--- begin ---

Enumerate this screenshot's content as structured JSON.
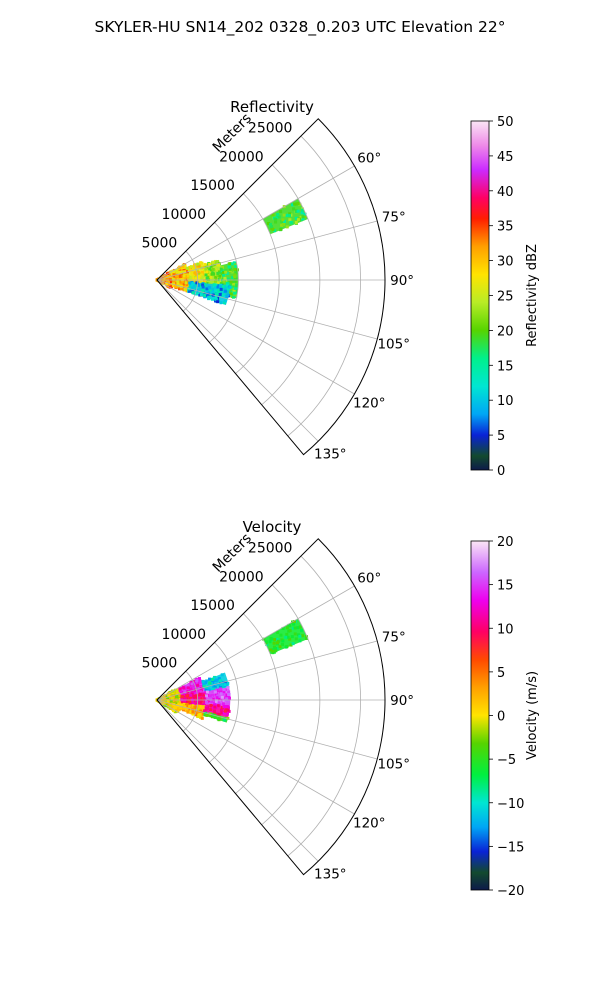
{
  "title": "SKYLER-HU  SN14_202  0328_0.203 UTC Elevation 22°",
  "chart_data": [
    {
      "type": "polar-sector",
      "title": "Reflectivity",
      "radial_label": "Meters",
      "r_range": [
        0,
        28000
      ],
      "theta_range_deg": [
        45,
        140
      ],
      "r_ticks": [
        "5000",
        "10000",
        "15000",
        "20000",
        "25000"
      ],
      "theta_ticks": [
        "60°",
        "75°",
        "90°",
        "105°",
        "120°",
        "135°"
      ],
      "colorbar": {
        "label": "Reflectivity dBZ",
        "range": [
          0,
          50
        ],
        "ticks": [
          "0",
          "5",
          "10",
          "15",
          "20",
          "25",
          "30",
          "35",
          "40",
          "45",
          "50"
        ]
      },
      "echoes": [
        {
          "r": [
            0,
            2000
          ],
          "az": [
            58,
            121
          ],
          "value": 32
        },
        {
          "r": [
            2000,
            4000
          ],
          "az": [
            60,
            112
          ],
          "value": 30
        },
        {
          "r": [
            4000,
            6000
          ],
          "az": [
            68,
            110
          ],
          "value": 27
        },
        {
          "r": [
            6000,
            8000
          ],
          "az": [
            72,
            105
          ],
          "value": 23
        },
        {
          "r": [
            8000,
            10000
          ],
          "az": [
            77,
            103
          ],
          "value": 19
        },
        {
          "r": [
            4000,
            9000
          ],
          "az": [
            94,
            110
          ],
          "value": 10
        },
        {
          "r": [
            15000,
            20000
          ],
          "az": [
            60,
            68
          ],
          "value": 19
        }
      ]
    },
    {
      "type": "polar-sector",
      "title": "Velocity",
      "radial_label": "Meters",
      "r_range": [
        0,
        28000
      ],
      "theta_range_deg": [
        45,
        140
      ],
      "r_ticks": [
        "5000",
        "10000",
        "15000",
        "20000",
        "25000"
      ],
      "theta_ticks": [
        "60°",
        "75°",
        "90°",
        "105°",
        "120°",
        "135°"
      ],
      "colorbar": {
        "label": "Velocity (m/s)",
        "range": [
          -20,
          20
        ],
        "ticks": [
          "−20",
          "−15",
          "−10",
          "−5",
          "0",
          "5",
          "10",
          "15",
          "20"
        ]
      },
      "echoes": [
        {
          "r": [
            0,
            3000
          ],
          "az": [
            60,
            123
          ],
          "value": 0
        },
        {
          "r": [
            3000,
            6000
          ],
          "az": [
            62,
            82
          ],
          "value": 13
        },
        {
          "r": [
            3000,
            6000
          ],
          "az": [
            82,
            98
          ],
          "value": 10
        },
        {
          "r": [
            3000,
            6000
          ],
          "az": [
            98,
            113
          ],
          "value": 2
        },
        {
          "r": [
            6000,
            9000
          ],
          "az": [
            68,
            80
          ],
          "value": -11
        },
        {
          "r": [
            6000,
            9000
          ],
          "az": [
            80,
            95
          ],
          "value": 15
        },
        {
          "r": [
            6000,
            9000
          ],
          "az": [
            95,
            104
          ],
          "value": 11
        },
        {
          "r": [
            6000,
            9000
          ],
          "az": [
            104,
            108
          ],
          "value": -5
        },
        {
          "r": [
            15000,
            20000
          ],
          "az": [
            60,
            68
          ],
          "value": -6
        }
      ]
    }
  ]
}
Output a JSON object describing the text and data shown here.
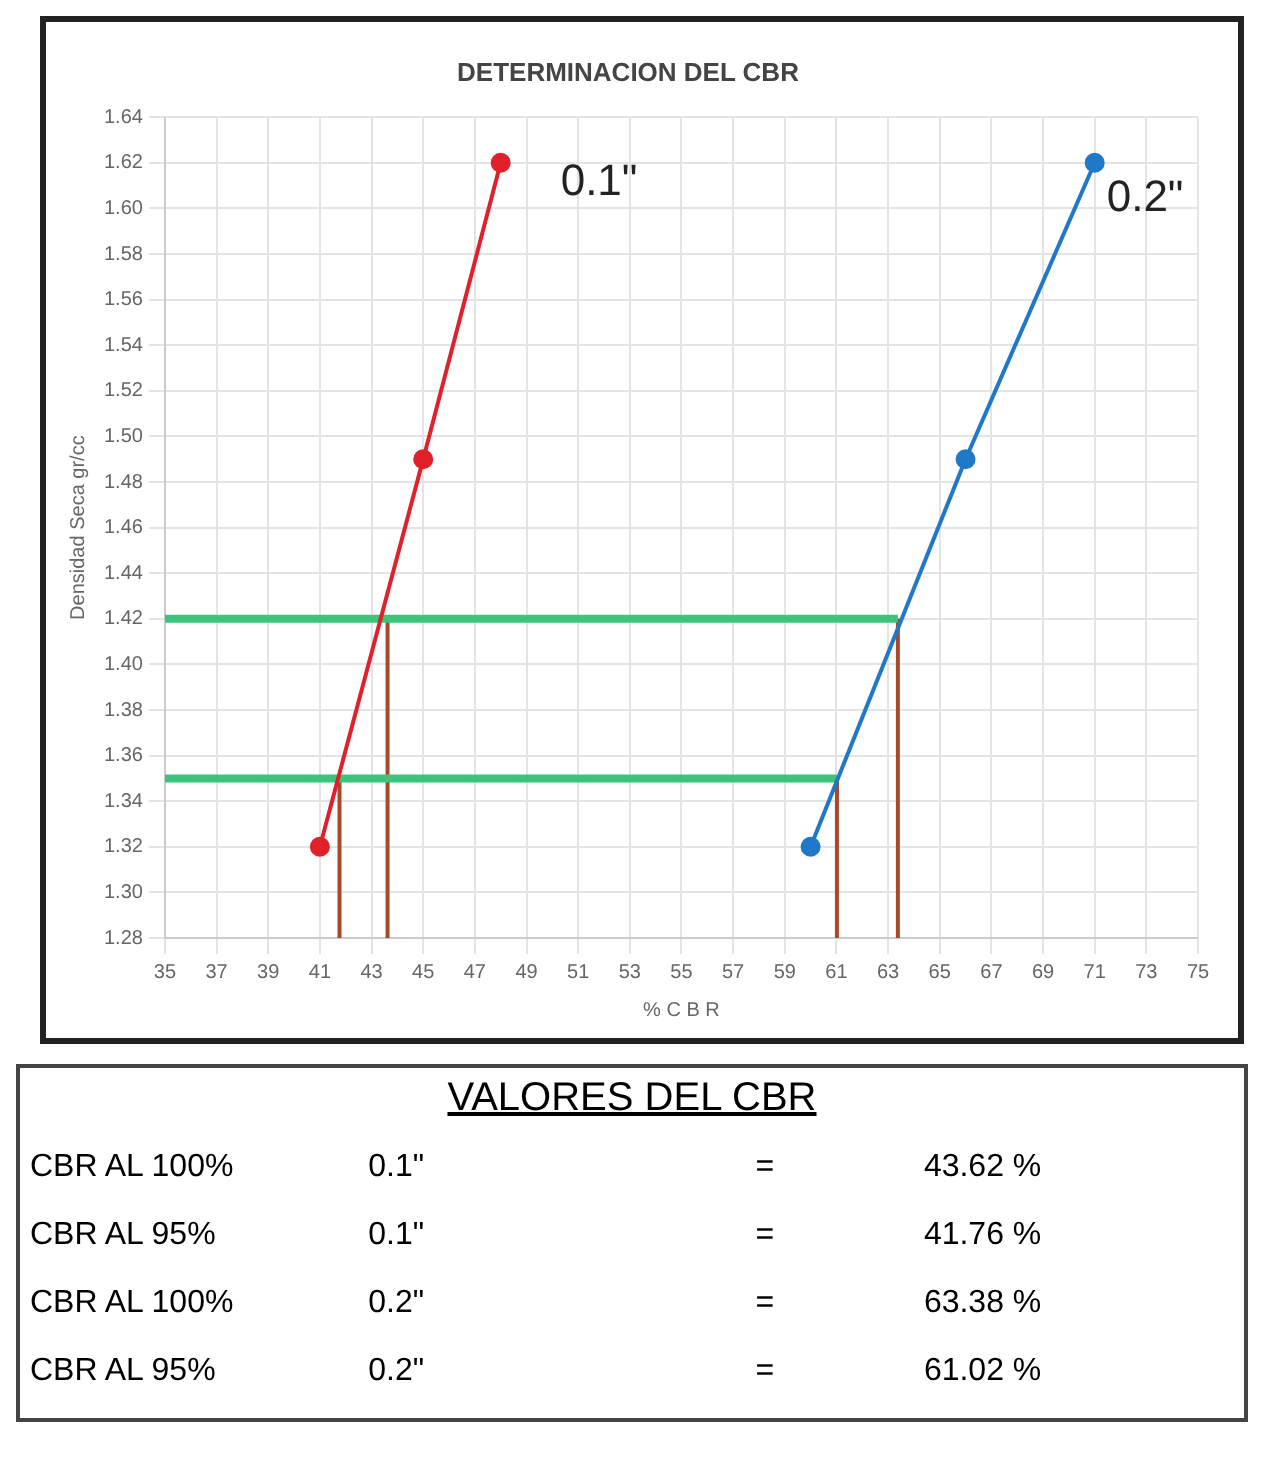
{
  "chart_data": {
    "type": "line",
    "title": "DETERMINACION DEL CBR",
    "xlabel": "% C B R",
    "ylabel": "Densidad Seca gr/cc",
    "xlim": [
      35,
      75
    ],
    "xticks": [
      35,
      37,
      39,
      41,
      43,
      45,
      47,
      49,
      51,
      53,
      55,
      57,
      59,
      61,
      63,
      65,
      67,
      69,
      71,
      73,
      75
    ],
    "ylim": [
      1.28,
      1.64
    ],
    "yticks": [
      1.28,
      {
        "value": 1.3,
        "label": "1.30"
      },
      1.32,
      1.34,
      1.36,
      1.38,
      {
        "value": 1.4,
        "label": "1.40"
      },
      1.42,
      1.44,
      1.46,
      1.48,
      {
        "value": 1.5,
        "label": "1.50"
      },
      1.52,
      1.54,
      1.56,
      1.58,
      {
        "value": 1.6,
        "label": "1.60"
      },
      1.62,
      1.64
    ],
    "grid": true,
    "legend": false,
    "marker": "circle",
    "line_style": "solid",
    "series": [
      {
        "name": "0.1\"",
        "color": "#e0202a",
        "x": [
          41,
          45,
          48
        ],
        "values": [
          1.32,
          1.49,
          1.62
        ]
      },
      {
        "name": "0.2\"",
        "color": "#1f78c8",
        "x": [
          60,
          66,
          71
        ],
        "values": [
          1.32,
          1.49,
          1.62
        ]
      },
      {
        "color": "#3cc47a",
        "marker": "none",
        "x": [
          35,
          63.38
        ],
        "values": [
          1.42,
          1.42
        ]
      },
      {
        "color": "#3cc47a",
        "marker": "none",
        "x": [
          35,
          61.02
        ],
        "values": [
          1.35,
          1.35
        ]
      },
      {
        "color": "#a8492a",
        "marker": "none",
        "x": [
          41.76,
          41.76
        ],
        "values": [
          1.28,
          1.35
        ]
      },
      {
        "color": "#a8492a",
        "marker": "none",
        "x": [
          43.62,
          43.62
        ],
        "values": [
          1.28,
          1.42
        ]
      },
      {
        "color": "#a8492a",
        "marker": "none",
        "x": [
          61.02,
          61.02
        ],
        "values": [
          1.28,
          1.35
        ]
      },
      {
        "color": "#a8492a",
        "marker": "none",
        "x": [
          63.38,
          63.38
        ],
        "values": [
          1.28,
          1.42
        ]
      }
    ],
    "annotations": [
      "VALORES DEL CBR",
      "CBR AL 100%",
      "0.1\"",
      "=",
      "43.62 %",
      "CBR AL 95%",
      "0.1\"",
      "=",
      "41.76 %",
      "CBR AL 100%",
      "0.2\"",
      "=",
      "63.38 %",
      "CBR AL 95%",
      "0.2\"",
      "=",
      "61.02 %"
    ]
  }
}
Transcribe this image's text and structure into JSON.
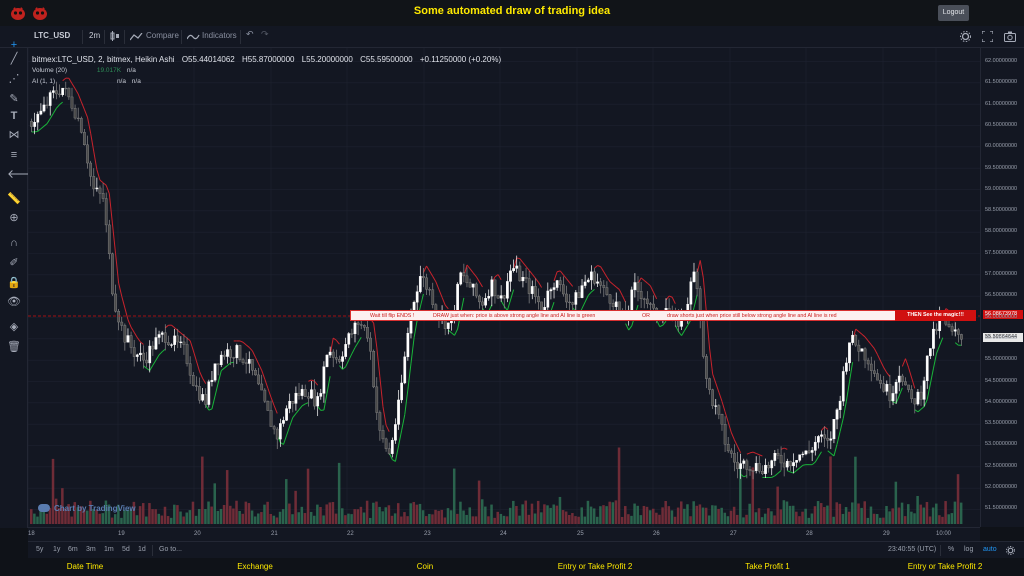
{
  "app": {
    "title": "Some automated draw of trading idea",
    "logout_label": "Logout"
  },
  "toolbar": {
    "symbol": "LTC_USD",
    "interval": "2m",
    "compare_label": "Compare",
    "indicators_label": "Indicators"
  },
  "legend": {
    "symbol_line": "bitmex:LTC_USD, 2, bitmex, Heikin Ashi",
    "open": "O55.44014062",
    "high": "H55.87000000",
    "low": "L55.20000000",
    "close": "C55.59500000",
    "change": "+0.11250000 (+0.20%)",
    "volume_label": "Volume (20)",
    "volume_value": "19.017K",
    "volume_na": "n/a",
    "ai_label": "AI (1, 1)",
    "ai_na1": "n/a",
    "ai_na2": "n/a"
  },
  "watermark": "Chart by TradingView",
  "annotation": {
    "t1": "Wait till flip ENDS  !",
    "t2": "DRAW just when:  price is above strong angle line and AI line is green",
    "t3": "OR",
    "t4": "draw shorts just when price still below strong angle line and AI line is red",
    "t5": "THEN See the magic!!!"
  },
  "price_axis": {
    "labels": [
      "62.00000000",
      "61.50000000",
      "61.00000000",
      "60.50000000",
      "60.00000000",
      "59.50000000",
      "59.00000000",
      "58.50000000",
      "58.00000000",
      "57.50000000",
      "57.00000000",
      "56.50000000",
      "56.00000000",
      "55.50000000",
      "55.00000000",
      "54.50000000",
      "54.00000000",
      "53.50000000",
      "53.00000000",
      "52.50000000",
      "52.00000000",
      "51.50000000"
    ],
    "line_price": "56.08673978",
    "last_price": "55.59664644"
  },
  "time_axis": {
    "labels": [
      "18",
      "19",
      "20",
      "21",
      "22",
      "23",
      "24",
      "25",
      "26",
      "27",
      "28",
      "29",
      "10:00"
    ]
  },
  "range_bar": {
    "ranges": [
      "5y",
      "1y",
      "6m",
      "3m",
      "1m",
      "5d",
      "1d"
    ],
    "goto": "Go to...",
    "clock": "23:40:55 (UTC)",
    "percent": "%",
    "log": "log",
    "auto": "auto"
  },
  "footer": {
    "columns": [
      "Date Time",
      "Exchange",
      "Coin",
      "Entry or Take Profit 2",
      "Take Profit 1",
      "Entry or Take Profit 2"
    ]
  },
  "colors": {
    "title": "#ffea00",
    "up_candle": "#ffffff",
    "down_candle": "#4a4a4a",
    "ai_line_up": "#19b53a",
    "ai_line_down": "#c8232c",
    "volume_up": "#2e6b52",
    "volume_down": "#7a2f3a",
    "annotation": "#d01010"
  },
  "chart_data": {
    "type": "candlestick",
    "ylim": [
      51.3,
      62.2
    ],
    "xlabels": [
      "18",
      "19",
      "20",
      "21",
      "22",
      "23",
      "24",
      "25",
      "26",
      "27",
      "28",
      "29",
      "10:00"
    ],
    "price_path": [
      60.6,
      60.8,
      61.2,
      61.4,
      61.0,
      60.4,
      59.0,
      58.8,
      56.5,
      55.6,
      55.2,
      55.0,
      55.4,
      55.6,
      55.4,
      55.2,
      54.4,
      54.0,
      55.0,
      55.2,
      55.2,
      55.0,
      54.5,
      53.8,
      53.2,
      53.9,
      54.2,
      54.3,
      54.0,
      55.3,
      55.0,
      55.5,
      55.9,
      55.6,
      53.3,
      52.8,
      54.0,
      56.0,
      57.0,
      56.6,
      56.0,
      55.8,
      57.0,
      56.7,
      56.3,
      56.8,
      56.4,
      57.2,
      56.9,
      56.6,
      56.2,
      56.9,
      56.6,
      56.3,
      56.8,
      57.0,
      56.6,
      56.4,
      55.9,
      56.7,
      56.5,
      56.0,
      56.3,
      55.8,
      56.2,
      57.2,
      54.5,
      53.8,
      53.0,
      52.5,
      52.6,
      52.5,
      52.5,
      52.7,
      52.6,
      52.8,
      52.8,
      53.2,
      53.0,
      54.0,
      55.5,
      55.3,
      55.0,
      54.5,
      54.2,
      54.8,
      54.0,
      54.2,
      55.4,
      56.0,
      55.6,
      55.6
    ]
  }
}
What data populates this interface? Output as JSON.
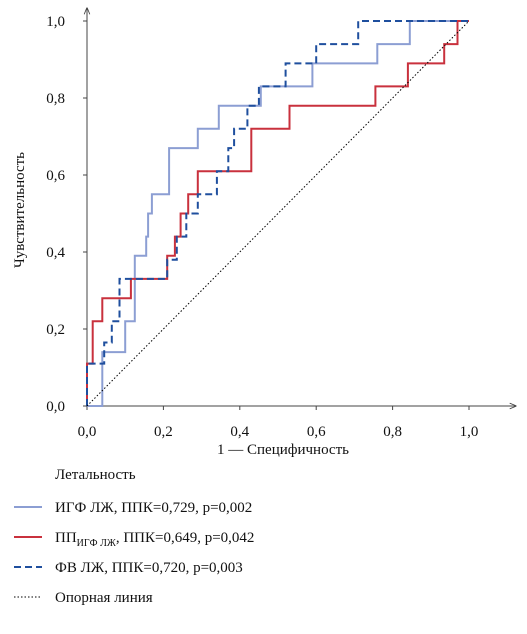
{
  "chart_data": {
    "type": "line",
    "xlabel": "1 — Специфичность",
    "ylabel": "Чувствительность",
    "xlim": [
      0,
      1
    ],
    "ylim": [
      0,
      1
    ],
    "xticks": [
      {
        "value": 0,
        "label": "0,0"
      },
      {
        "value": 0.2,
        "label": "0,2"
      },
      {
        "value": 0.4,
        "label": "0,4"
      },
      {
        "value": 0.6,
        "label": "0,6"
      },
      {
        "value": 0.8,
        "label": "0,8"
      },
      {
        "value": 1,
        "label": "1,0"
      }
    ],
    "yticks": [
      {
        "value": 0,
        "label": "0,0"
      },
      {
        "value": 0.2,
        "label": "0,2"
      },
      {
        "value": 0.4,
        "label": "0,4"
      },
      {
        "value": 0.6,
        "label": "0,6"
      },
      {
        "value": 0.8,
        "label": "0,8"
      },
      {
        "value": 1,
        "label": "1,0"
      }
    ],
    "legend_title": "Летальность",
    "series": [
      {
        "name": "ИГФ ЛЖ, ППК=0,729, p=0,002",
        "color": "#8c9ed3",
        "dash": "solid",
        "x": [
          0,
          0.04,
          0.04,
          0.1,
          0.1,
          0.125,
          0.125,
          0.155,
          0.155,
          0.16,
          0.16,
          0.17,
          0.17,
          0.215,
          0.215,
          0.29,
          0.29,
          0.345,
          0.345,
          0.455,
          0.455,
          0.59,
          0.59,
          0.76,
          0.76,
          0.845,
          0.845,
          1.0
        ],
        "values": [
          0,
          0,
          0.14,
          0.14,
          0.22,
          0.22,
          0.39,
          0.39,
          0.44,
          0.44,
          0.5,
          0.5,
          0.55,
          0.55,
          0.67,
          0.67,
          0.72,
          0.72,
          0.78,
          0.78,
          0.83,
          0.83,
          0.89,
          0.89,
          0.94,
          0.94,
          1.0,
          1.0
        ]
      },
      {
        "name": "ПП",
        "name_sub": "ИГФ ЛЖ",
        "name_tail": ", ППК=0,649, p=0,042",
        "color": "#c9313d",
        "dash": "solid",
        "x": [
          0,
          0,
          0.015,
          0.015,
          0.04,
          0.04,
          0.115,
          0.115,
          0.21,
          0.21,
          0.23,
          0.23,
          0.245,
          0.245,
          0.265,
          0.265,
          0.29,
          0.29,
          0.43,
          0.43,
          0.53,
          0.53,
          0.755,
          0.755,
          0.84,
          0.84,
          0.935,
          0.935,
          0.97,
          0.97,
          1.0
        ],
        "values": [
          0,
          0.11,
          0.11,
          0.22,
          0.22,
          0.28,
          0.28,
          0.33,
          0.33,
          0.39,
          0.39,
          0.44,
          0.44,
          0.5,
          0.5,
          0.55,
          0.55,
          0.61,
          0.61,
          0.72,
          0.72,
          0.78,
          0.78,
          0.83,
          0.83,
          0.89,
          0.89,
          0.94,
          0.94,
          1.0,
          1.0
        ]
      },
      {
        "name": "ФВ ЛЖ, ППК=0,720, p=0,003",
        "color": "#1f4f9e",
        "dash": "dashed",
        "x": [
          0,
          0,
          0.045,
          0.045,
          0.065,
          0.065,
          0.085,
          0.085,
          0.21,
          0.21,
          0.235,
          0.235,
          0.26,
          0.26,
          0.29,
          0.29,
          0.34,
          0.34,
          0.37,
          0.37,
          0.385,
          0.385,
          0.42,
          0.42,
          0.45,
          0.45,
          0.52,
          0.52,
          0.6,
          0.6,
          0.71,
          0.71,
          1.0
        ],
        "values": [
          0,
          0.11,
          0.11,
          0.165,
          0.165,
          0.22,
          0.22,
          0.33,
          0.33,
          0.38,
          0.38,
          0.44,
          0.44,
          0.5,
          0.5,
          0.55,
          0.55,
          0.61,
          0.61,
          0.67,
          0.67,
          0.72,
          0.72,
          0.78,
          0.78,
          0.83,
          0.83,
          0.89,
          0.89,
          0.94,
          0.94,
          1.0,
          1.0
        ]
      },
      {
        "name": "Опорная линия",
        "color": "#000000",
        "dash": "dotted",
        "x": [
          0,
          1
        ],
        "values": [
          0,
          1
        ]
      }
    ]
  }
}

--- end ---

### Stated problem
Each line above that includes "strong" counts once; state the total and nothing more.

### Response to this task
2